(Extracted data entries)
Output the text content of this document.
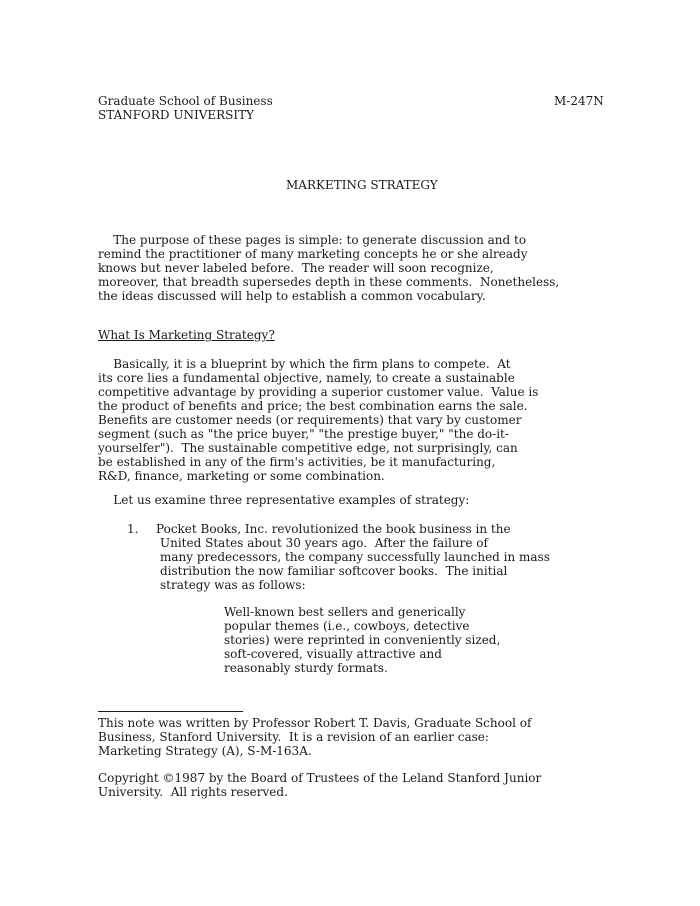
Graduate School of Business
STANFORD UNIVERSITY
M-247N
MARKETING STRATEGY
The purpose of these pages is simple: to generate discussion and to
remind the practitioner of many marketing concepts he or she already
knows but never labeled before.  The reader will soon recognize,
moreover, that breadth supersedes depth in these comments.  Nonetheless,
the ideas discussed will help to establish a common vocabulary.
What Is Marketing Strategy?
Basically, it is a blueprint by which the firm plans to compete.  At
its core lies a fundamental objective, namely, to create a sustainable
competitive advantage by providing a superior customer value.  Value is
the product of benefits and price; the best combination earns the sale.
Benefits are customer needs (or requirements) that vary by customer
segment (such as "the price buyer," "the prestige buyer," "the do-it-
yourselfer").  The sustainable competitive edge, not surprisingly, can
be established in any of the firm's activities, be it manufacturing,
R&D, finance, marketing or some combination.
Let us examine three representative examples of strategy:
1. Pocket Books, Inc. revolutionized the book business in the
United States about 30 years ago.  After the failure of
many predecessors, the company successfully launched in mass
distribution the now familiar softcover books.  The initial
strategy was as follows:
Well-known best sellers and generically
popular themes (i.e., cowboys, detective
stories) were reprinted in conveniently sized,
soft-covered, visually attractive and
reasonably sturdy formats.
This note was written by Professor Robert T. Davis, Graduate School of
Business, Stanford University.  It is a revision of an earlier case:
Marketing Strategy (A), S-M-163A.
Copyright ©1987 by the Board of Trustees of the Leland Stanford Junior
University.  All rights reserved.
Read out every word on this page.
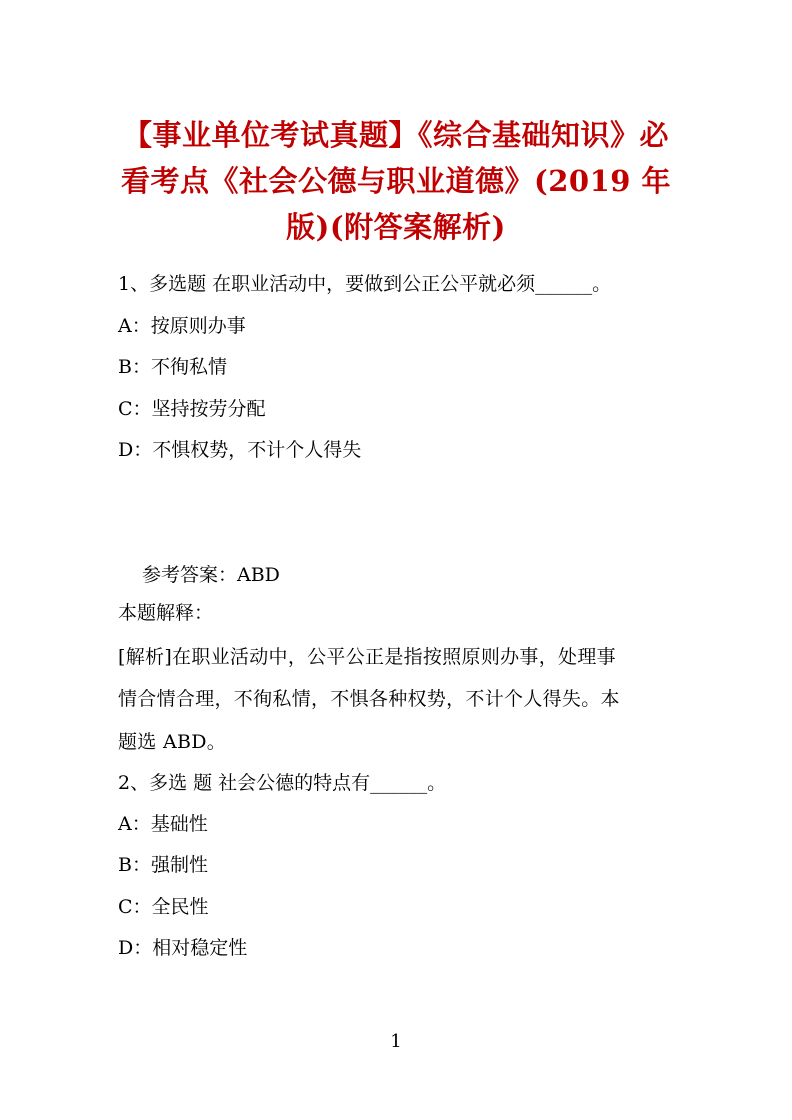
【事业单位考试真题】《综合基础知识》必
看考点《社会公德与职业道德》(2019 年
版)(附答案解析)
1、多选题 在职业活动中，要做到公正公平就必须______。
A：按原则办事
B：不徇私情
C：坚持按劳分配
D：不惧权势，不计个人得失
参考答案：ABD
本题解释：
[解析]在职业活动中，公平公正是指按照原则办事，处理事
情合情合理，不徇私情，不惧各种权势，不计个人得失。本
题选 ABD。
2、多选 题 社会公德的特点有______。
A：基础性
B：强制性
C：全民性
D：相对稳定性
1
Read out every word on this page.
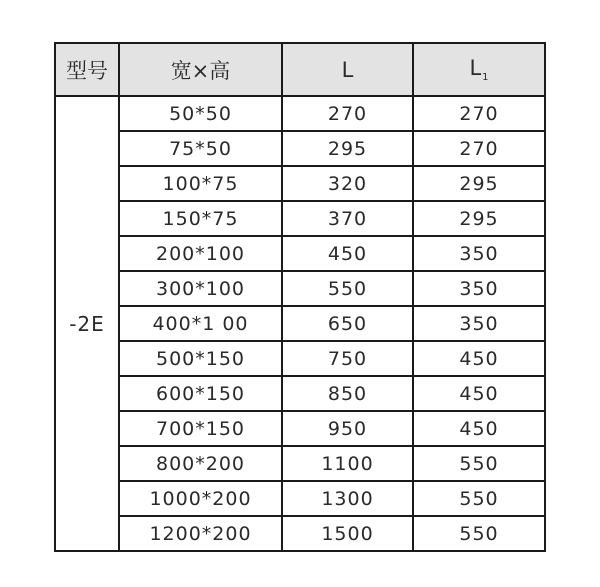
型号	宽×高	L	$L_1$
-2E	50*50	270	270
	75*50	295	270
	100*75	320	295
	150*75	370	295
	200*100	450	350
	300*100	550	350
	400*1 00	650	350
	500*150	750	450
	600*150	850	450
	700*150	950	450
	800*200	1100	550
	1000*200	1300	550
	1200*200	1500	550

* * *

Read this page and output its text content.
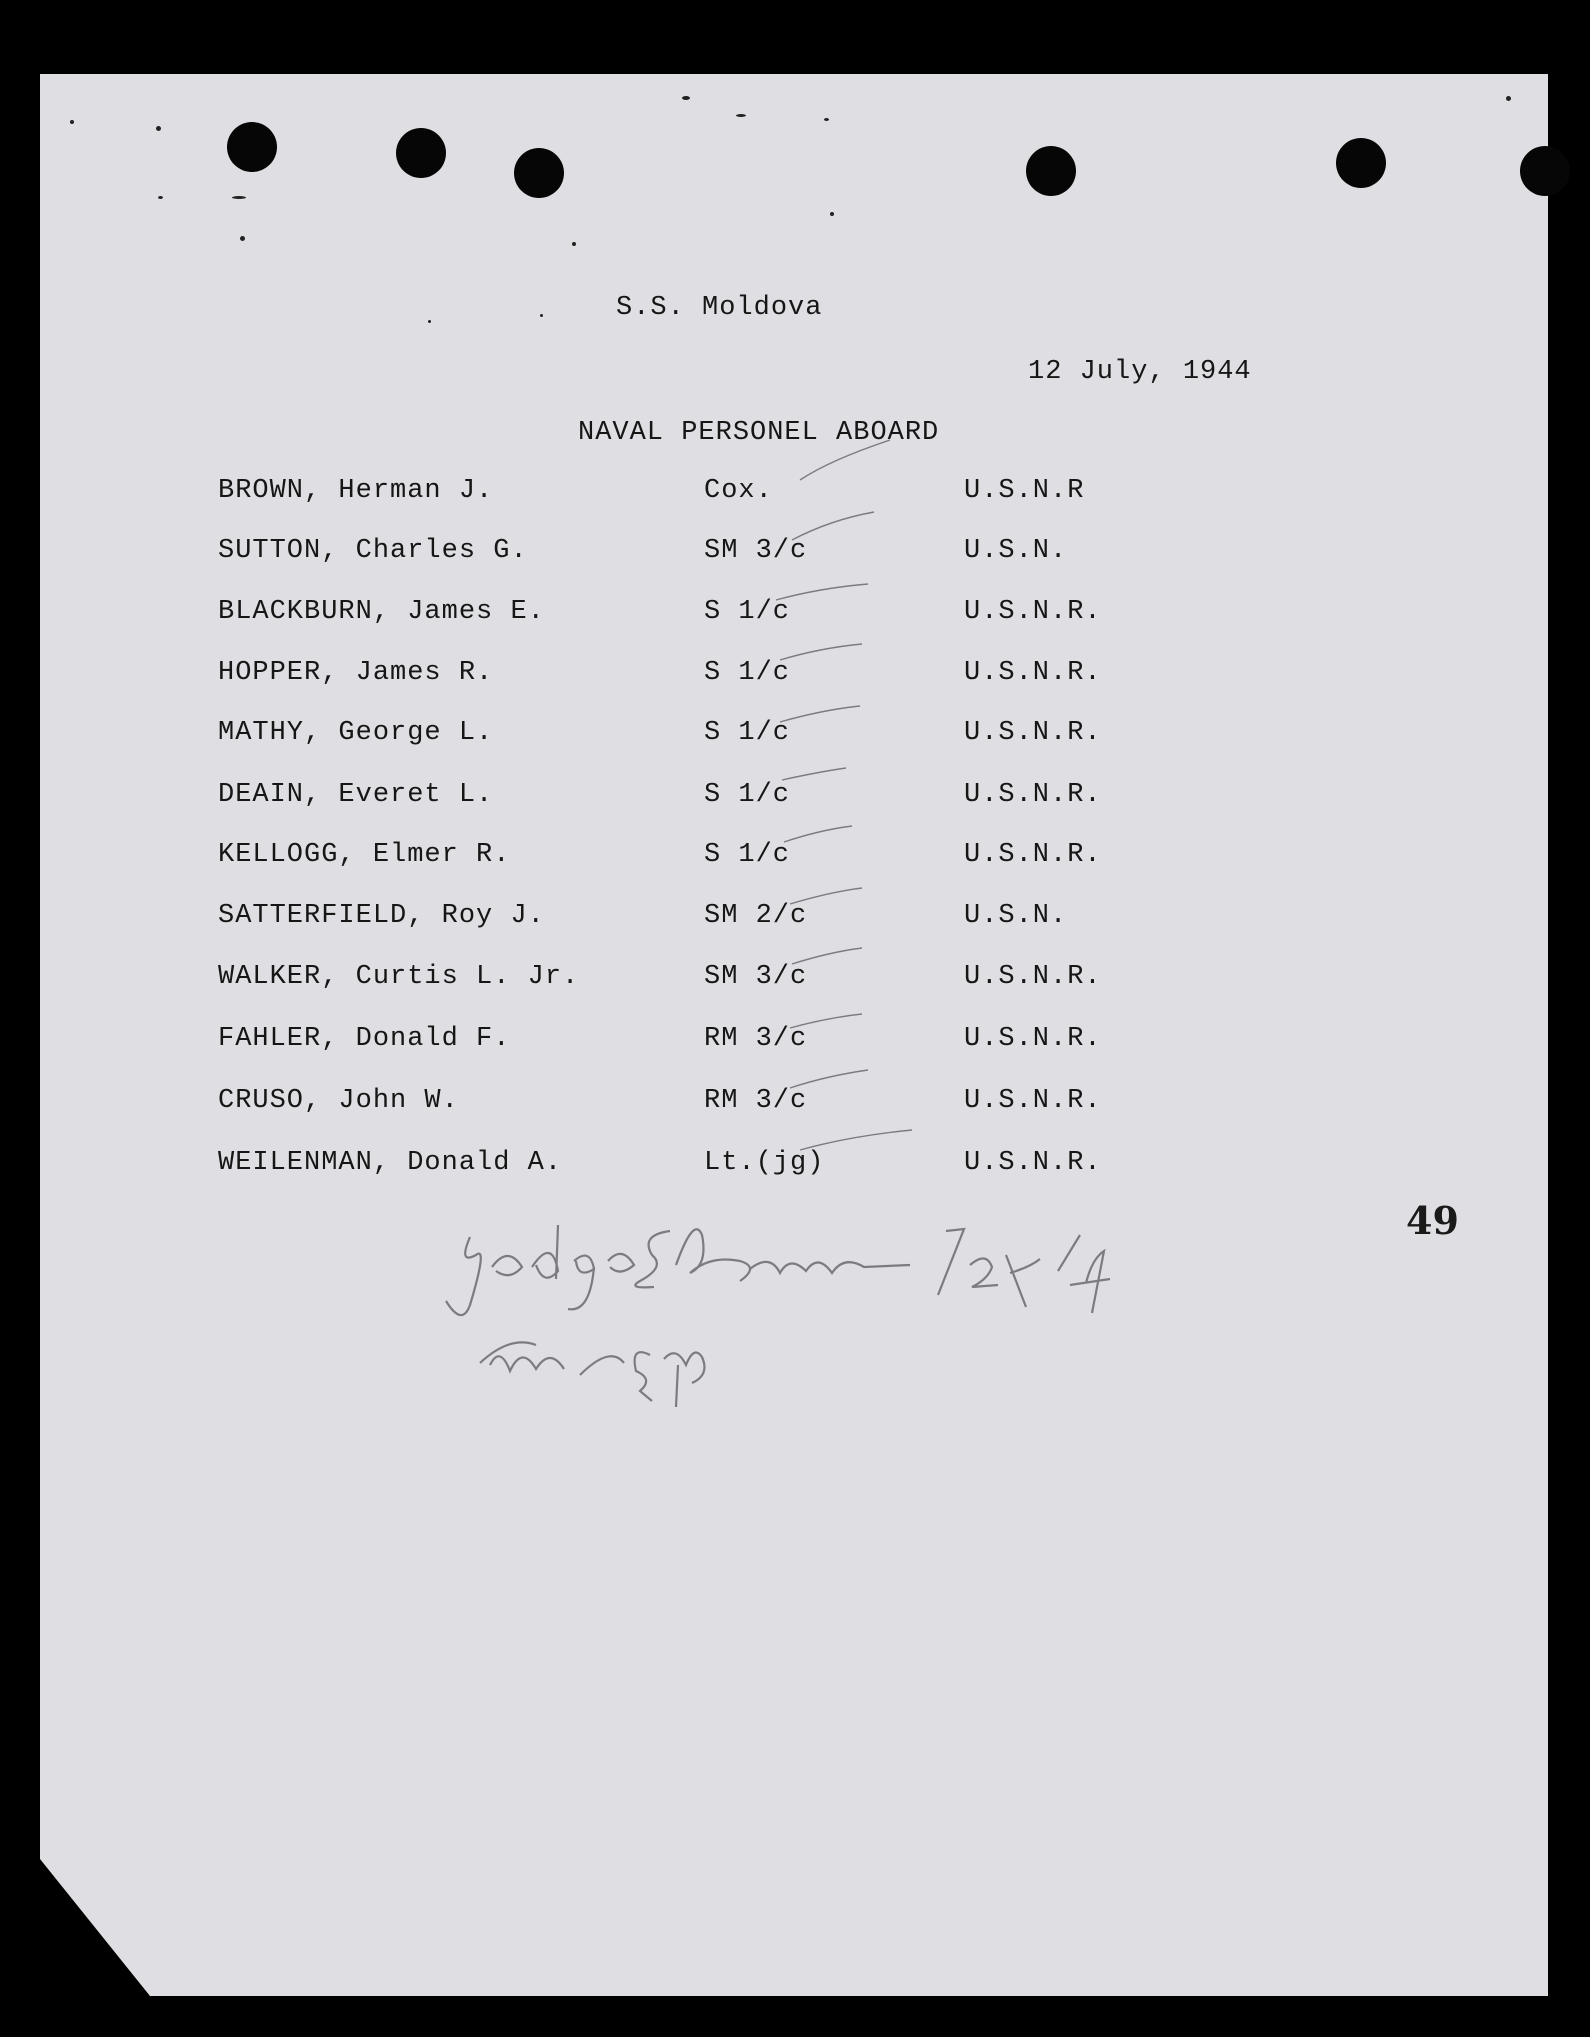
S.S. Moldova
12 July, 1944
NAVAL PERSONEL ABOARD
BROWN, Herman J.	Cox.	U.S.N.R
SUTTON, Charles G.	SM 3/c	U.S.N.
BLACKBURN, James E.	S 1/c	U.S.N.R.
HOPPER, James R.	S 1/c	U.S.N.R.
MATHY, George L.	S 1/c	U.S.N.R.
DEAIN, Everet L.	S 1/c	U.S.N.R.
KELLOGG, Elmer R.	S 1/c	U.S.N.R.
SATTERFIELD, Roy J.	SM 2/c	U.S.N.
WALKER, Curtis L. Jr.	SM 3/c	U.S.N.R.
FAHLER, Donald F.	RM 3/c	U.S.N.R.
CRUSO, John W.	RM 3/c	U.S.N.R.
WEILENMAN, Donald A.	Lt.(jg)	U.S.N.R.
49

* * *

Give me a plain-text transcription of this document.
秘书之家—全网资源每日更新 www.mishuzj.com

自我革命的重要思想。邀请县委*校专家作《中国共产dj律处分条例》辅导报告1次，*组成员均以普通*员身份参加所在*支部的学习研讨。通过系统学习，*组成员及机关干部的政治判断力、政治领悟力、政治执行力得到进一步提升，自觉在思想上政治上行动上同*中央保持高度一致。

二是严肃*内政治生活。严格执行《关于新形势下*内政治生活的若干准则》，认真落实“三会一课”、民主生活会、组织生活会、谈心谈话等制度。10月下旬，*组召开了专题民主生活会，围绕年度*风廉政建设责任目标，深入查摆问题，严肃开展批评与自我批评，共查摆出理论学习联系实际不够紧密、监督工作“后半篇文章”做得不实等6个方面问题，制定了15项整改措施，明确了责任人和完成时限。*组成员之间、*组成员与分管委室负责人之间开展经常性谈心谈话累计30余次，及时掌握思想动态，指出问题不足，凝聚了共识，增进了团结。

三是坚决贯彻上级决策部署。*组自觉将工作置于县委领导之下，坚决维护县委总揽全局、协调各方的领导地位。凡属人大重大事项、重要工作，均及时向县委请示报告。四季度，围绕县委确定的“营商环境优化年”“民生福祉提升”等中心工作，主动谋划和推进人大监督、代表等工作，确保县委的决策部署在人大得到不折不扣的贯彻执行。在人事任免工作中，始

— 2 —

* **Exercise prompt**
Filter the listing above for the string "不计个人得失" and copy every matching line.

* **Task response**
D：不惧权势，不计个人得失
情合情合理，不徇私情，不惧各种权势，不计个人得失。本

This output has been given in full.